• _Entries taken from a collection_
────────────────────

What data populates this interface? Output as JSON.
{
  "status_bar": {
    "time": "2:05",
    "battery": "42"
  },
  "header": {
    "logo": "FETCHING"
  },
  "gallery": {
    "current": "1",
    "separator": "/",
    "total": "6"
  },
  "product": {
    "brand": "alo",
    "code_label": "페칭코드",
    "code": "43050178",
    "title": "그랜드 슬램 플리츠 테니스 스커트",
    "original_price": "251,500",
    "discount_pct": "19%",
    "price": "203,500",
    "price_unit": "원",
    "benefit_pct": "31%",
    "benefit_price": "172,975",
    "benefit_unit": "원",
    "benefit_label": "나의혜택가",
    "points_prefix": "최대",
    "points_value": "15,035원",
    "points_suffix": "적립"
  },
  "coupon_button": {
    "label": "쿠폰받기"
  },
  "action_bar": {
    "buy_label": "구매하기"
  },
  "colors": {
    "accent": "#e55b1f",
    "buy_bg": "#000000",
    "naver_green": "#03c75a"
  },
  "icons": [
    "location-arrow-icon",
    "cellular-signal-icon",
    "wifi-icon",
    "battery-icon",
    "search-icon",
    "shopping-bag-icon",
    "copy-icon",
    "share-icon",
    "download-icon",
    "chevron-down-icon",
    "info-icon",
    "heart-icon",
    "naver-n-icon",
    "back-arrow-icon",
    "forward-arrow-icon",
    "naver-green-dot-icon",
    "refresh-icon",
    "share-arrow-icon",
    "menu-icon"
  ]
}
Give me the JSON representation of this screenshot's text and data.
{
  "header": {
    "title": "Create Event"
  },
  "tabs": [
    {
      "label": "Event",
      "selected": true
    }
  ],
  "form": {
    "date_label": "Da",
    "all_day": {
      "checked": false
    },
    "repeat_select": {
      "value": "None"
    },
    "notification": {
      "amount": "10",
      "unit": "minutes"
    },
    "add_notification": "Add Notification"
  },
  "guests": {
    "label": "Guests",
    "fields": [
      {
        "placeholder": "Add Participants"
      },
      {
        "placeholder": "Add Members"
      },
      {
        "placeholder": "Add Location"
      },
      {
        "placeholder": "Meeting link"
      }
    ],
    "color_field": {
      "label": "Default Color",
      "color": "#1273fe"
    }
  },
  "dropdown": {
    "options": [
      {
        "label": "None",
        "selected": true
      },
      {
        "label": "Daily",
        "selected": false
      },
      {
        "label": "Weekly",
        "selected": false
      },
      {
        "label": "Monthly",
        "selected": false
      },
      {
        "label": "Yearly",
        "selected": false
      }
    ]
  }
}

────────────────────

• _Short exercise_
Return exactly the lines from the one containing "Give me the" through the last line of the records above, both included, and nothing else.

• _Output for this exercise_
Give me the JSON representation of this screenshot's text and data.
{
  "header": {
    "title": "Create Event"
  },
  "tabs": [
    {
      "label": "Event",
      "selected": true
    }
  ],
  "form": {
    "date_label": "Da",
    "all_day": {
      "checked": false
    },
    "repeat_select": {
      "value": "None"
    },
    "notification": {
      "amount": "10",
      "unit": "minutes"
    },
    "add_notification": "Add Notification"
  },
  "guests": {
    "label": "Guests",
    "fields": [
      {
        "placeholder": "Add Participants"
      },
      {
        "placeholder": "Add Members"
      },
      {
        "placeholder": "Add Location"
      },
      {
        "placeholder": "Meeting link"
      }
    ],
    "color_field": {
      "label": "Default Color",
      "color": "#1273fe"
    }
  },
  "dropdown": {
    "options": [
      {
        "label": "None",
        "selected": true
      },
      {
        "label": "Daily",
        "selected": false
      },
      {
        "label": "Weekly",
        "selected": false
      },
      {
        "label": "Monthly",
        "selected": false
      },
      {
        "label": "Yearly",
        "selected": false
      }
    ]
  }
}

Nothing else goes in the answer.